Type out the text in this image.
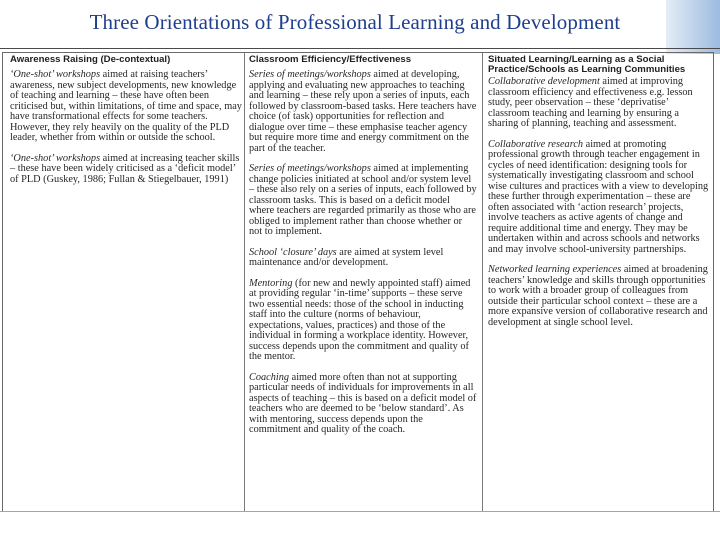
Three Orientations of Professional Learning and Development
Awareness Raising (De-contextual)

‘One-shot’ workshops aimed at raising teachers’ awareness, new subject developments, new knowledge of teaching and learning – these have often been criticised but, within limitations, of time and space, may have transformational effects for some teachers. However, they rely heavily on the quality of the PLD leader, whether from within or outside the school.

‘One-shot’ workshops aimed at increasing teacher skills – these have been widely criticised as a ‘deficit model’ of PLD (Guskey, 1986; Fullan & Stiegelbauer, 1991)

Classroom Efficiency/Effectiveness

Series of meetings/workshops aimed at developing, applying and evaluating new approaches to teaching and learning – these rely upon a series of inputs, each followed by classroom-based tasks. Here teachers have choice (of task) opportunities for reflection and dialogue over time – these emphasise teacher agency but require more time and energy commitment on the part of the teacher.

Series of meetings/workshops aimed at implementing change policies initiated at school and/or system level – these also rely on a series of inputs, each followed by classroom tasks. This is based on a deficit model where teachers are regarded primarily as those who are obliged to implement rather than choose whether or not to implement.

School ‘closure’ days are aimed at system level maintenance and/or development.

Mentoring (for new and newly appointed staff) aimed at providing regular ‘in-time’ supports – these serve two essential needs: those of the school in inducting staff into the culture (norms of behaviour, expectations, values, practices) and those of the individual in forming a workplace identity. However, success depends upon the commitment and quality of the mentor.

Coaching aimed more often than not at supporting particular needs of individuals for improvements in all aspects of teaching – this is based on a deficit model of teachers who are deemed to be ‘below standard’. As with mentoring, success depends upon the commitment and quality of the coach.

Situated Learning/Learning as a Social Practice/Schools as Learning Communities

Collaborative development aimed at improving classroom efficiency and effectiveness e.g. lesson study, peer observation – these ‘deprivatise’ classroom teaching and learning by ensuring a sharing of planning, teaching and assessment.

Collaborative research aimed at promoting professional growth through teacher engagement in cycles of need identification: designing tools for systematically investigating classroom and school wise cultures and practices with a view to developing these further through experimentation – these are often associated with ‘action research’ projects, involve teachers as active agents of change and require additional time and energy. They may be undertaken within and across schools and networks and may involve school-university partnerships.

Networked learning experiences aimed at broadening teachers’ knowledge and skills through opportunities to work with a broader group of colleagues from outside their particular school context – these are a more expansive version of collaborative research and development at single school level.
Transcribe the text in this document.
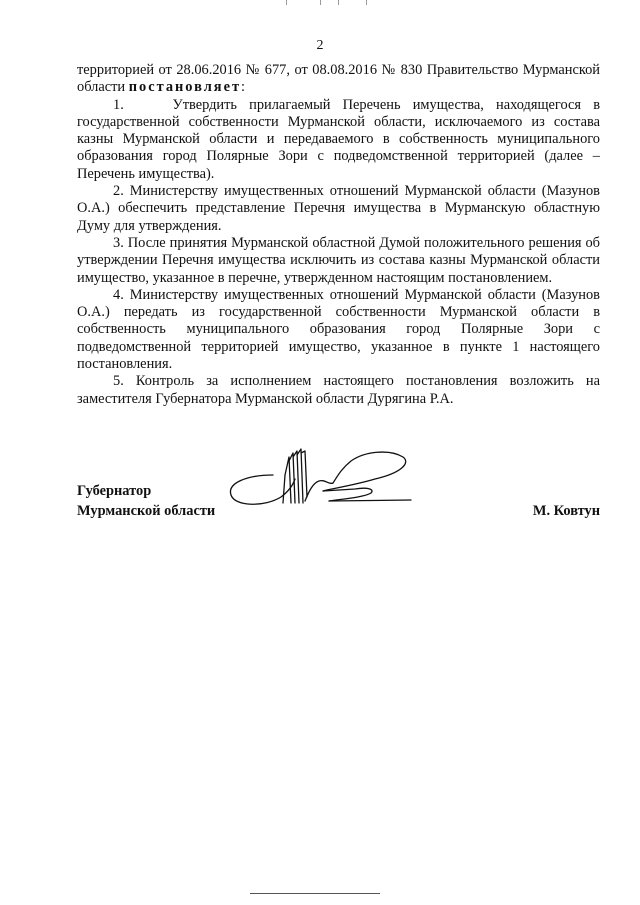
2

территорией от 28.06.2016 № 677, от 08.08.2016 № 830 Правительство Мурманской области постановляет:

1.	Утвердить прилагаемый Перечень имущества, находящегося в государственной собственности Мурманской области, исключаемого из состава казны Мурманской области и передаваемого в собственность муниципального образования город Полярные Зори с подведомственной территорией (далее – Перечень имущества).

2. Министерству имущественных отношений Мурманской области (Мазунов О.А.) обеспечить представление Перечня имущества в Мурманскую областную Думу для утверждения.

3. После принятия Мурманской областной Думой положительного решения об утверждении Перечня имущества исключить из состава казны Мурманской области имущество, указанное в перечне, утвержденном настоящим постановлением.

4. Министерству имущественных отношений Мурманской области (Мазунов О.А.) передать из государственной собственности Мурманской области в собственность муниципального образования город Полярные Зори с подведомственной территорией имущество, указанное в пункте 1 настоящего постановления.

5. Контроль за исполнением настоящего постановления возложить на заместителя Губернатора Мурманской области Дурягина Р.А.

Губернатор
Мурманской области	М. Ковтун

┄┄┄┄┄┄┄┄┄┄

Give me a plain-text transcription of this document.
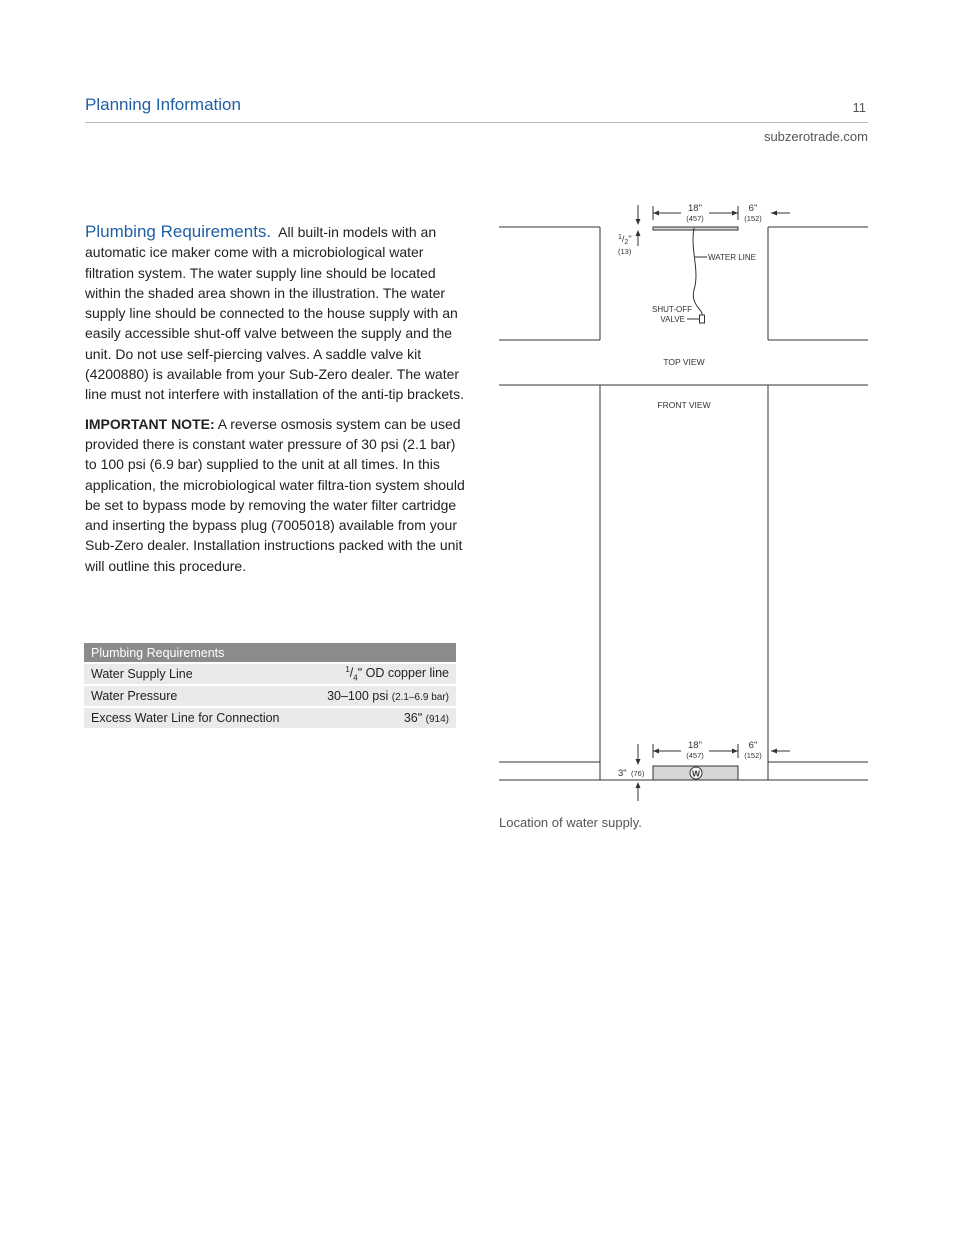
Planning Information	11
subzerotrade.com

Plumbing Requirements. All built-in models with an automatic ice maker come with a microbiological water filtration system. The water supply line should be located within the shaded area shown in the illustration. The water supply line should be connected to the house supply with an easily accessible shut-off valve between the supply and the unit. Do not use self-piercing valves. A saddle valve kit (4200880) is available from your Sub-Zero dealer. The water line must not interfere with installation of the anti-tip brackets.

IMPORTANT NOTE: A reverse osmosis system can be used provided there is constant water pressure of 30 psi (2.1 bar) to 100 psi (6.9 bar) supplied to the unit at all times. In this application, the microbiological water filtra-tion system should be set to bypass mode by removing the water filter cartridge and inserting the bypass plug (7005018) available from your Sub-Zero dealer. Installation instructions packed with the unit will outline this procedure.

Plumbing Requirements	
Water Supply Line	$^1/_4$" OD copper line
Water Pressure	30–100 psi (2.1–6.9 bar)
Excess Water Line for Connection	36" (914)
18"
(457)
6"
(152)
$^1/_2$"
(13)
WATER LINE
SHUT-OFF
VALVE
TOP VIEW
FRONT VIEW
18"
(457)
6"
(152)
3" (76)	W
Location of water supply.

┄┄┄┄┄┄┄┄┄┄

● REQUIREMENTS:
Filter the records above and return every line that holds the word "shot".

● FINISHED TASK:
‘One-shot’ workshops aimed at raising teachers’ awareness, new subject developments, new knowledge of teaching and learning – these have often been criticised but, within limitations, of time and space, may have transformational effects for some teachers. However, they rely heavily on the quality of the PLD leader, whether from within or outside the school.
‘One-shot’ workshops aimed at increasing teacher skills – these have been widely criticised as a ‘deficit model’ of PLD (Guskey, 1986; Fullan & Stiegelbauer, 1991)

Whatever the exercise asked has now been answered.